Source data

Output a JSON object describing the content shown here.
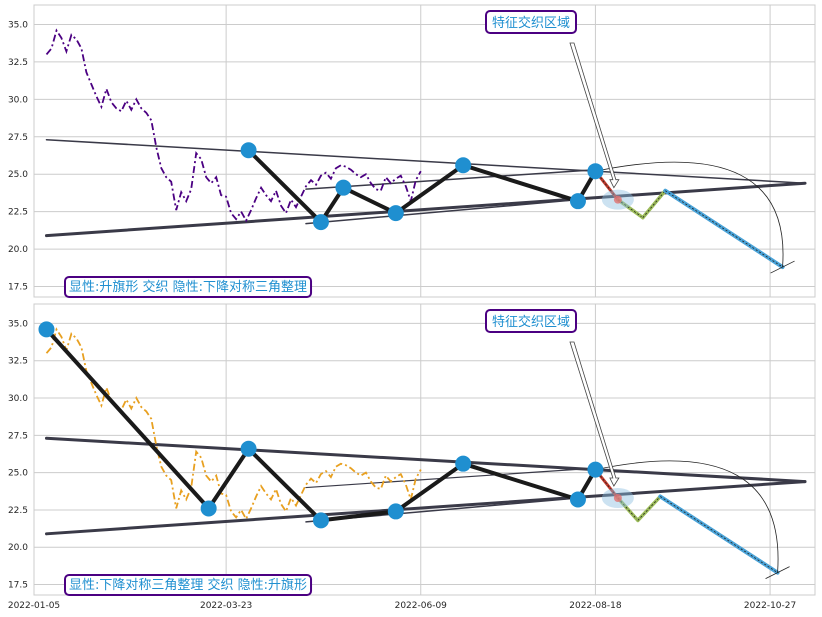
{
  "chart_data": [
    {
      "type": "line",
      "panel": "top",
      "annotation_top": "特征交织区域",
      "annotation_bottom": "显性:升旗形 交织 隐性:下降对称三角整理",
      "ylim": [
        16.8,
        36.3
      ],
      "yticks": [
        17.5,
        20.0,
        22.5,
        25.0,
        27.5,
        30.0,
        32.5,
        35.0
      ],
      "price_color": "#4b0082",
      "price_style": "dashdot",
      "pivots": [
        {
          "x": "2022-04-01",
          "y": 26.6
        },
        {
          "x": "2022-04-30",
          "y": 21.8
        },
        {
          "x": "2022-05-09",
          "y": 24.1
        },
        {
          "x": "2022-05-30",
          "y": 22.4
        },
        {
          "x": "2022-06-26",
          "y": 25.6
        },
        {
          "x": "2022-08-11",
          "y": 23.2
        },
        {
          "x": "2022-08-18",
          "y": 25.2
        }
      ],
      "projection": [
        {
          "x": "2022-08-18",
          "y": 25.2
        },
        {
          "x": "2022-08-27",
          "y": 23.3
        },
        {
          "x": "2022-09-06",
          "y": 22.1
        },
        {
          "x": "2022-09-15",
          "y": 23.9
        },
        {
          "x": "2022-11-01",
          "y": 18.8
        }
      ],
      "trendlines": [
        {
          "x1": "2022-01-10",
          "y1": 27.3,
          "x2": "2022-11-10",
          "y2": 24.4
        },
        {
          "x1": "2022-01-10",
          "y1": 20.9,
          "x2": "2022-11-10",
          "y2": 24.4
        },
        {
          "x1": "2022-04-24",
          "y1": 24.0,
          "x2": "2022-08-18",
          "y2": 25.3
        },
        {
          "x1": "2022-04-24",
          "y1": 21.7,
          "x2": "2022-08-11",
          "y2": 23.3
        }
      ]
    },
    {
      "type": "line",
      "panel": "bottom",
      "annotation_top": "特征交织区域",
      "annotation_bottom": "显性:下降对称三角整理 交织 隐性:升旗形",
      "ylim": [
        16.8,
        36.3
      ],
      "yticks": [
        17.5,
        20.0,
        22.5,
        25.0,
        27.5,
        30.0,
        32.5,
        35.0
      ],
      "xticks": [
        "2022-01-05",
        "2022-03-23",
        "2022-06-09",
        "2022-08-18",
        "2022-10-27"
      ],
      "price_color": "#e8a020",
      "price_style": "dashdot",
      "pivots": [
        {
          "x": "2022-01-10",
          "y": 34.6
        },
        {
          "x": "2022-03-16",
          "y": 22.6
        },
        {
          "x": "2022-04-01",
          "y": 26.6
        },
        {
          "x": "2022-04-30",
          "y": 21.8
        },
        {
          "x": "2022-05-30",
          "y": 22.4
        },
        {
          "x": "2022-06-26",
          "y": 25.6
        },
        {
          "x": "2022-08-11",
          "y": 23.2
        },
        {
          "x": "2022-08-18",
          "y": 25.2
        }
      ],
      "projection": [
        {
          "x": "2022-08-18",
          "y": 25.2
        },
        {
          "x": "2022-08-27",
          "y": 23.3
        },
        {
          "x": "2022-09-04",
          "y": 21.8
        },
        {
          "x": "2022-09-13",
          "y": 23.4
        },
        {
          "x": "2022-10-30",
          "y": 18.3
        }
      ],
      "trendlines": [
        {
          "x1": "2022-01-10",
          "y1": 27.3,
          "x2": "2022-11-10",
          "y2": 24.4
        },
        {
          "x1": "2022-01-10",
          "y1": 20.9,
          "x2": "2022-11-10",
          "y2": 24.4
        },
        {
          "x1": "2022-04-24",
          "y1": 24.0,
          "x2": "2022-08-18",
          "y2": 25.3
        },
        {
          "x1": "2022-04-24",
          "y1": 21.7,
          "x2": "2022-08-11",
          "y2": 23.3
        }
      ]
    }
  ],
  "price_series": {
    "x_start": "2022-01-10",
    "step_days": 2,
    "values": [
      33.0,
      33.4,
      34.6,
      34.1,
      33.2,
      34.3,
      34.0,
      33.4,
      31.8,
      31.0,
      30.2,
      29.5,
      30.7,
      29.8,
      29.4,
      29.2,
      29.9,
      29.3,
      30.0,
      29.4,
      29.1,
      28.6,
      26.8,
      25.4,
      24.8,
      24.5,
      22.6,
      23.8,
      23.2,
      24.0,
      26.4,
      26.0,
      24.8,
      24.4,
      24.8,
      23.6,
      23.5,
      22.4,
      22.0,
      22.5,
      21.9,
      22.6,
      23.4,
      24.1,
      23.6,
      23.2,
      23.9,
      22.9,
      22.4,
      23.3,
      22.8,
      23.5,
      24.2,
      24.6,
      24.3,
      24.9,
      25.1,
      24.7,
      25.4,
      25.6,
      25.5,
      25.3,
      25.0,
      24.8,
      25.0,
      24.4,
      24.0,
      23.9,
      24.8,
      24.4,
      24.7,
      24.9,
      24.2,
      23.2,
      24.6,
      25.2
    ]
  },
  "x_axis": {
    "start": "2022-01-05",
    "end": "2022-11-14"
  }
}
==
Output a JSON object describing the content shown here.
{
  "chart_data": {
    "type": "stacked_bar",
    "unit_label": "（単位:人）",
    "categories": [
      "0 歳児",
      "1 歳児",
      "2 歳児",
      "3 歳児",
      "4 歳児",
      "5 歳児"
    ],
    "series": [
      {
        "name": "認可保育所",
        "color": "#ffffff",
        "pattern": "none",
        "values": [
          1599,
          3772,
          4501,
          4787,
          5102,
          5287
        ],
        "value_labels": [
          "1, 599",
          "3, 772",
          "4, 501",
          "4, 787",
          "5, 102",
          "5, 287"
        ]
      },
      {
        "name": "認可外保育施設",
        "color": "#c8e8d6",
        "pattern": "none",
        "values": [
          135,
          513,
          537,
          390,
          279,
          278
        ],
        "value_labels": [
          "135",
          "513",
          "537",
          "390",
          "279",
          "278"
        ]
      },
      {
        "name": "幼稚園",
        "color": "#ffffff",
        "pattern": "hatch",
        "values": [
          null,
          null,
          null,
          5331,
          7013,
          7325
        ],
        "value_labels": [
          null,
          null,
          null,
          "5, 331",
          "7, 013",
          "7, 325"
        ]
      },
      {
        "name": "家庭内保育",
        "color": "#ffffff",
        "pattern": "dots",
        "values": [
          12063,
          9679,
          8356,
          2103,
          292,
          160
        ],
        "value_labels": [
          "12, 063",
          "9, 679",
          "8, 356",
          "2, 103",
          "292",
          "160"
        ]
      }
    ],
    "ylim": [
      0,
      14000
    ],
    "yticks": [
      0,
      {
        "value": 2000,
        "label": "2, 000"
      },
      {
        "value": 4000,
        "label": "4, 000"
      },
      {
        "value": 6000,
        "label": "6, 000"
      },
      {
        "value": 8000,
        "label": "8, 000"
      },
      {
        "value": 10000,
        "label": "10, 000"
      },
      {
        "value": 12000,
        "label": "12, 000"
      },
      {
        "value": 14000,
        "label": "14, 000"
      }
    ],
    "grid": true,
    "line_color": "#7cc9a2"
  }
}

◆ Task to complete
List every line from the entries above in which "name" appears.

◆ Solution to the problem
        "name": "認可保育所",
        "name": "認可外保育施設",
        "name": "幼稚園",
        "name": "家庭内保育",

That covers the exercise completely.